● **Task details**
Pictures do not belong in the copy; transcribe everything else in the records exactly.

● **Records for the exercise**
+ + +
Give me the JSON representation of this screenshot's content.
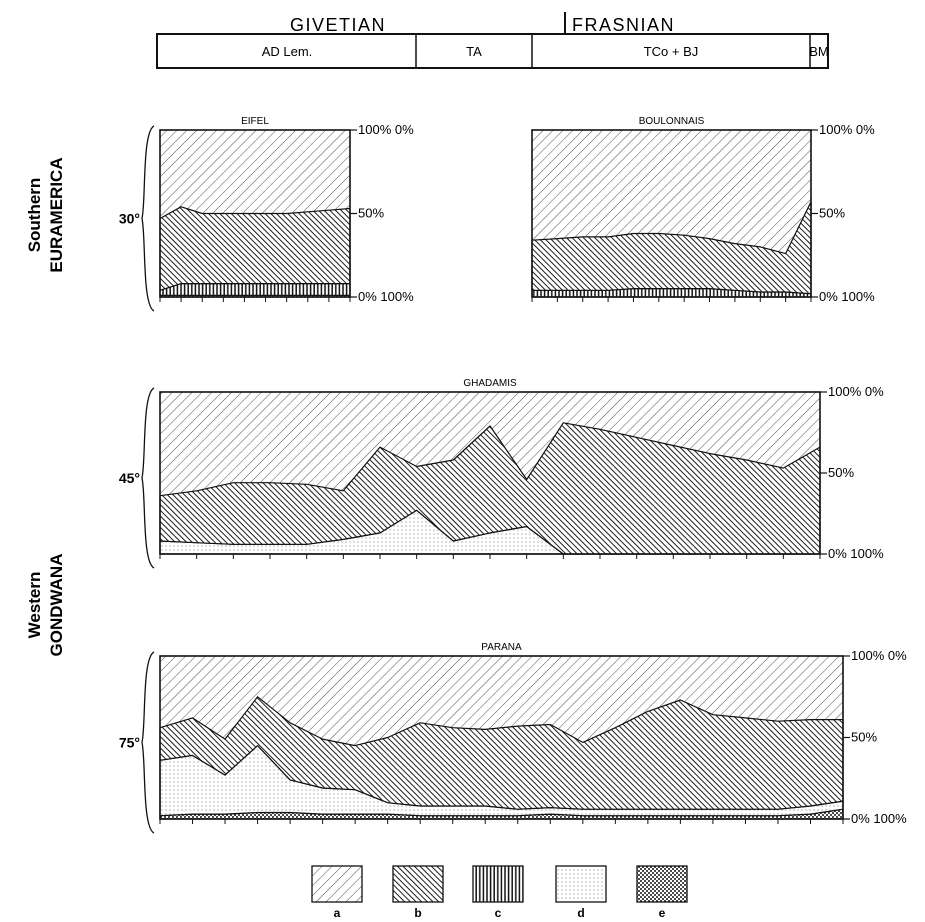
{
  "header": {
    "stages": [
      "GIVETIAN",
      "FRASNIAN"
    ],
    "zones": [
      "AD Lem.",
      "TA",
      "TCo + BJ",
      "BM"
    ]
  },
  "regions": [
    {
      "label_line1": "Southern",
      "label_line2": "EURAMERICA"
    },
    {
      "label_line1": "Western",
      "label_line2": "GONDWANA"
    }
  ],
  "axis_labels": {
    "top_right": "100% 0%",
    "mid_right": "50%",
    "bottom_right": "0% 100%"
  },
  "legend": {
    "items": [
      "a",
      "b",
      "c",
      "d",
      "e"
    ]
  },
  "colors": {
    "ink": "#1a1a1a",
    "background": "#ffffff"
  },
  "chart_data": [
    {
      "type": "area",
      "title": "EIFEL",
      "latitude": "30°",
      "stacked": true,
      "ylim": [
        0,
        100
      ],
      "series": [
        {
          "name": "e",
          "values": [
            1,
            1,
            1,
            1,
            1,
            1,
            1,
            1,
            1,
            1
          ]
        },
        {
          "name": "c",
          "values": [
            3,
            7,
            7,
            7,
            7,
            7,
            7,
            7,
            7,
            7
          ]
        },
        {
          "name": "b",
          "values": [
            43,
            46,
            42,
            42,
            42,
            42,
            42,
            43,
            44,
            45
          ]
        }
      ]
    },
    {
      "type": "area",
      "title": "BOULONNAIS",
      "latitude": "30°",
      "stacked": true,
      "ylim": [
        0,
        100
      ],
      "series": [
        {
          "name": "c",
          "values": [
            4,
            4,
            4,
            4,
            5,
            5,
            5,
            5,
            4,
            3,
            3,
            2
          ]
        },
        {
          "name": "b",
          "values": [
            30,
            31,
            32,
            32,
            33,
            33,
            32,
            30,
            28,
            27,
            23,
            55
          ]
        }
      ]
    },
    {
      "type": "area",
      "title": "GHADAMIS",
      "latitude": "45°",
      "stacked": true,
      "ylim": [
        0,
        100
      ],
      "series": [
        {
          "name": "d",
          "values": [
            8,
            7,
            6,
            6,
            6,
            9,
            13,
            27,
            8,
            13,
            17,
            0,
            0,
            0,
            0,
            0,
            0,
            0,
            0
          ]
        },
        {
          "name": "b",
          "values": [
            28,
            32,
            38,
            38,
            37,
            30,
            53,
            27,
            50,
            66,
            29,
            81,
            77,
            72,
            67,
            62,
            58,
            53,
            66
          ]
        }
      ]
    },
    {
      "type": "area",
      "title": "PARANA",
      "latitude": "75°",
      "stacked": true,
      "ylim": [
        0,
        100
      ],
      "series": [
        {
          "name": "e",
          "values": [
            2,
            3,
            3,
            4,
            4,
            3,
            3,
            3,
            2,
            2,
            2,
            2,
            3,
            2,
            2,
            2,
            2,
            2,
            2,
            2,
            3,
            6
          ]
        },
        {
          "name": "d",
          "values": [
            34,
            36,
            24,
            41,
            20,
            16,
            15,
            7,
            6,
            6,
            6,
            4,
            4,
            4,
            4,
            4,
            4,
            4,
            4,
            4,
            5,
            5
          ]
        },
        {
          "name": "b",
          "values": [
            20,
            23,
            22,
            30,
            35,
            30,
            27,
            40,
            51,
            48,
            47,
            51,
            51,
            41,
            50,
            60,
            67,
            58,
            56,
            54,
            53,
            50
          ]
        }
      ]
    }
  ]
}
+ + +
● **Reply**
Give me the JSON representation of this screenshot's content.
{
  "header": {
    "stages": [
      "GIVETIAN",
      "FRASNIAN"
    ],
    "zones": [
      "AD Lem.",
      "TA",
      "TCo + BJ",
      "BM"
    ]
  },
  "regions": [
    {
      "label_line1": "Southern",
      "label_line2": "EURAMERICA"
    },
    {
      "label_line1": "Western",
      "label_line2": "GONDWANA"
    }
  ],
  "axis_labels": {
    "top_right": "100% 0%",
    "mid_right": "50%",
    "bottom_right": "0% 100%"
  },
  "legend": {
    "items": [
      "a",
      "b",
      "c",
      "d",
      "e"
    ]
  },
  "colors": {
    "ink": "#1a1a1a",
    "background": "#ffffff"
  },
  "chart_data": [
    {
      "type": "area",
      "title": "EIFEL",
      "latitude": "30°",
      "stacked": true,
      "ylim": [
        0,
        100
      ],
      "series": [
        {
          "name": "e",
          "values": [
            1,
            1,
            1,
            1,
            1,
            1,
            1,
            1,
            1,
            1
          ]
        },
        {
          "name": "c",
          "values": [
            3,
            7,
            7,
            7,
            7,
            7,
            7,
            7,
            7,
            7
          ]
        },
        {
          "name": "b",
          "values": [
            43,
            46,
            42,
            42,
            42,
            42,
            42,
            43,
            44,
            45
          ]
        }
      ]
    },
    {
      "type": "area",
      "title": "BOULONNAIS",
      "latitude": "30°",
      "stacked": true,
      "ylim": [
        0,
        100
      ],
      "series": [
        {
          "name": "c",
          "values": [
            4,
            4,
            4,
            4,
            5,
            5,
            5,
            5,
            4,
            3,
            3,
            2
          ]
        },
        {
          "name": "b",
          "values": [
            30,
            31,
            32,
            32,
            33,
            33,
            32,
            30,
            28,
            27,
            23,
            55
          ]
        }
      ]
    },
    {
      "type": "area",
      "title": "GHADAMIS",
      "latitude": "45°",
      "stacked": true,
      "ylim": [
        0,
        100
      ],
      "series": [
        {
          "name": "d",
          "values": [
            8,
            7,
            6,
            6,
            6,
            9,
            13,
            27,
            8,
            13,
            17,
            0,
            0,
            0,
            0,
            0,
            0,
            0,
            0
          ]
        },
        {
          "name": "b",
          "values": [
            28,
            32,
            38,
            38,
            37,
            30,
            53,
            27,
            50,
            66,
            29,
            81,
            77,
            72,
            67,
            62,
            58,
            53,
            66
          ]
        }
      ]
    },
    {
      "type": "area",
      "title": "PARANA",
      "latitude": "75°",
      "stacked": true,
      "ylim": [
        0,
        100
      ],
      "series": [
        {
          "name": "e",
          "values": [
            2,
            3,
            3,
            4,
            4,
            3,
            3,
            3,
            2,
            2,
            2,
            2,
            3,
            2,
            2,
            2,
            2,
            2,
            2,
            2,
            3,
            6
          ]
        },
        {
          "name": "d",
          "values": [
            34,
            36,
            24,
            41,
            20,
            16,
            15,
            7,
            6,
            6,
            6,
            4,
            4,
            4,
            4,
            4,
            4,
            4,
            4,
            4,
            5,
            5
          ]
        },
        {
          "name": "b",
          "values": [
            20,
            23,
            22,
            30,
            35,
            30,
            27,
            40,
            51,
            48,
            47,
            51,
            51,
            41,
            50,
            60,
            67,
            58,
            56,
            54,
            53,
            50
          ]
        }
      ]
    }
  ]
}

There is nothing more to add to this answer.